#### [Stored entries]

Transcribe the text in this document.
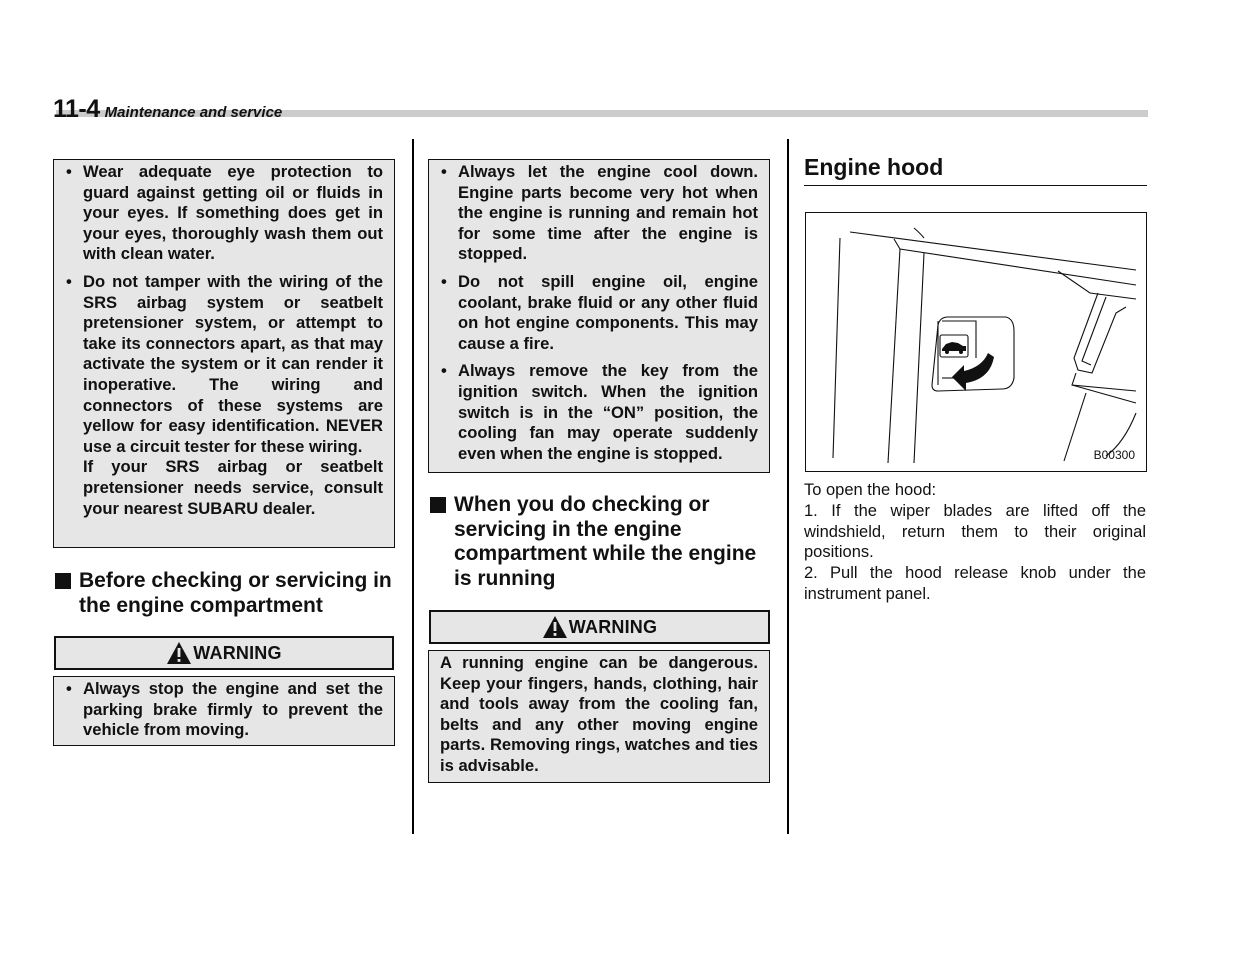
11-4 Maintenance and service
• Wear adequate eye protection to guard against getting oil or fluids in your eyes. If something does get in your eyes, thoroughly wash them out with clean water.
• Do not tamper with the wiring of the SRS airbag system or seatbelt pretensioner system, or attempt to take its connectors apart, as that may activate the system or it can render it inoperative. The wiring and connectors of these systems are yellow for easy identification. NEVER use a circuit tester for these wiring.
If your SRS airbag or seatbelt pretensioner needs service, consult your nearest SUBARU dealer.
Before checking or servicing in the engine compartment
WARNING
• Always stop the engine and set the parking brake firmly to prevent the vehicle from moving.
• Always let the engine cool down. Engine parts become very hot when the engine is running and remain hot for some time after the engine is stopped.
• Do not spill engine oil, engine coolant, brake fluid or any other fluid on hot engine components. This may cause a fire.
• Always remove the key from the ignition switch. When the ignition switch is in the “ON” position, the cooling fan may operate suddenly even when the engine is stopped.
When you do checking or servicing in the engine compartment while the engine is running
WARNING
A running engine can be dangerous. Keep your fingers, hands, clothing, hair and tools away from the cooling fan, belts and any other moving engine parts. Removing rings, watches and ties is advisable.
Engine hood
B00300

To open the hood:

1. If the wiper blades are lifted off the windshield, return them to their original positions.

2. Pull the hood release knob under the instrument panel.
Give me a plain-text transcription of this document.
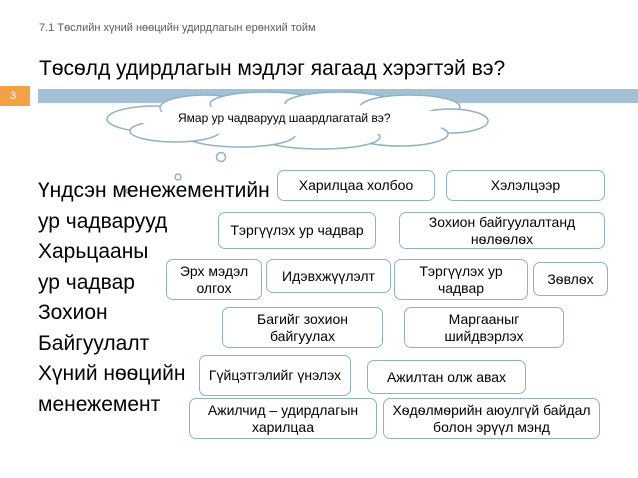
7.1 Тѳслийн хүний нѳѳцийн удирдлагын ерѳнхий тойм
Тѳсѳлд удирдлагын мэдлэг яагаад хэрэгтэй вэ?
3
Ямар ур чадварууд шаардлагатай вэ?
Үндсэн менежементийн
ур чадварууд
Харьцааны
ур чадвар
Зохион
Байгуулалт
Хүний нѳѳцийн
менежемент
Харилцаа холбоо	Хэлэлцээр
Тэргүүлэх ур чадвар
Зохион байгуулалтанд нѳлѳѳлѳх
Эрх мэдэл олгох
Идэвхжүүлэлт	Тэргүүлэх ур чадвар
Зѳвлѳх
Багийг зохион байгуулах
Маргааныг шийдвэрлэх
Гүйцэтгэлийг үнэлэх	Ажилтан олж авах
Ажилчид – удирдлагын харилцаа
Хѳдѳлмѳрийн аюулгүй байдал болон эрүүл мэнд
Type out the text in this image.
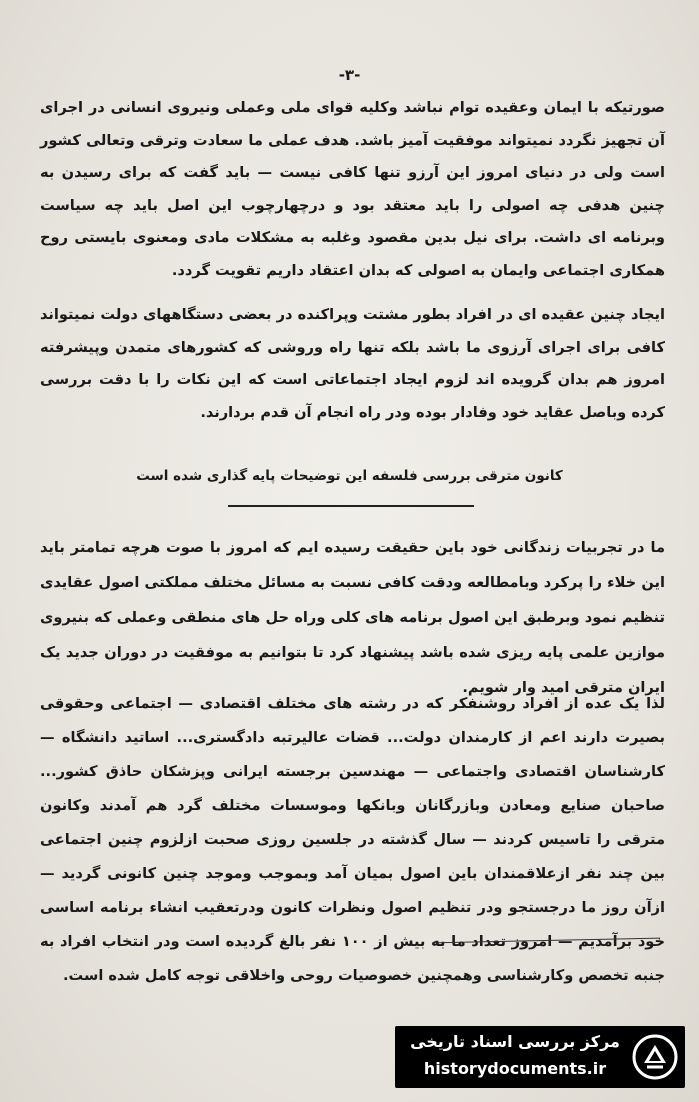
-۳-
صورتیکه با ایمان وعقیده توام نباشد وکلیه قوای ملی وعملی ونیروی انسانی در اجرای آن تجهیز نگردد نمیتواند موفقیت آمیز باشد. هدف عملی ما سعادت وترقی وتعالی کشور است ولی در دنیای امروز این آرزو تنها کافی نیست — باید گفت که برای رسیدن به چنین هدفی چه اصولی را باید معتقد بود و درچهارچوب این اصل باید چه سیاست وبرنامه ای داشت. برای نیل بدین مقصود وغلبه به مشکلات مادی ومعنوی بایستی روح همکاری اجتماعی وایمان به اصولی که بدان اعتقاد داریم تقویت گردد.
ایجاد چنین عقیده ای در افراد بطور مشتت وپراکنده در بعضی دستگاههای دولت نمیتواند کافی برای اجرای آرزوی ما باشد بلکه تنها راه وروشی که کشورهای متمدن وپیشرفته امروز هم بدان گرویده اند لزوم ایجاد اجتماعاتی است که این نکات را با دقت بررسی کرده وباصل عقاید خود وفادار بوده ودر راه انجام آن قدم بردارند.
کانون مترقی بررسی فلسفه این توضیحات پایه گذاری شده است
ما در تجربیات زندگانی خود باین حقیقت رسیده ایم که امروز با صوت هرچه تمامتر باید این خلاء را پرکرد وبامطالعه ودقت کافی نسبت به مسائل مختلف مملکتی اصول عقایدی تنظیم نمود وبرطبق این اصول برنامه های کلی وراه حل های منطقی وعملی که بنیروی موازین علمی پایه ریزی شده باشد پیشنهاد کرد تا بتوانیم به موفقیت در دوران جدید یک ایران مترقی امید وار شویم.
لذا یک عده از افراد روشنفکر که در رشته های مختلف اقتصادی — اجتماعی وحقوقی بصیرت دارند اعم از کارمندان دولت... قضات عالیرتبه دادگستری... اساتید دانشگاه — کارشناسان اقتصادی واجتماعی — مهندسین برجسته ایرانی وپزشکان حاذق کشور... صاحبان صنایع ومعادن وبازرگانان وبانکها وموسسات مختلف گرد هم آمدند وکانون مترقی را تاسیس کردند — سال گذشته در جلسین روزی صحبت ازلزوم چنین اجتماعی بین چند نفر ازعلاقمندان باین اصول بمیان آمد وبموجب وموجد چنین کانونی گردید — ازآن روز ما درجستجو ودر تنظیم اصول ونظرات کانون ودرتعقیب انشاء برنامه اساسی خود برآمدیم — امروز تعداد ما به بیش از ۱۰۰ نفر بالغ گردیده است ودر انتخاب افراد به جنبه تخصص وکارشناسی وهمچنین خصوصیات روحی واخلاقی توجه کامل شده است.
مرکز بررسی اسناد تاریخی
historydocuments.ir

#### [Problem details]
Return only the number of lines in the data above that include the word "with".

#### [Solution below]
2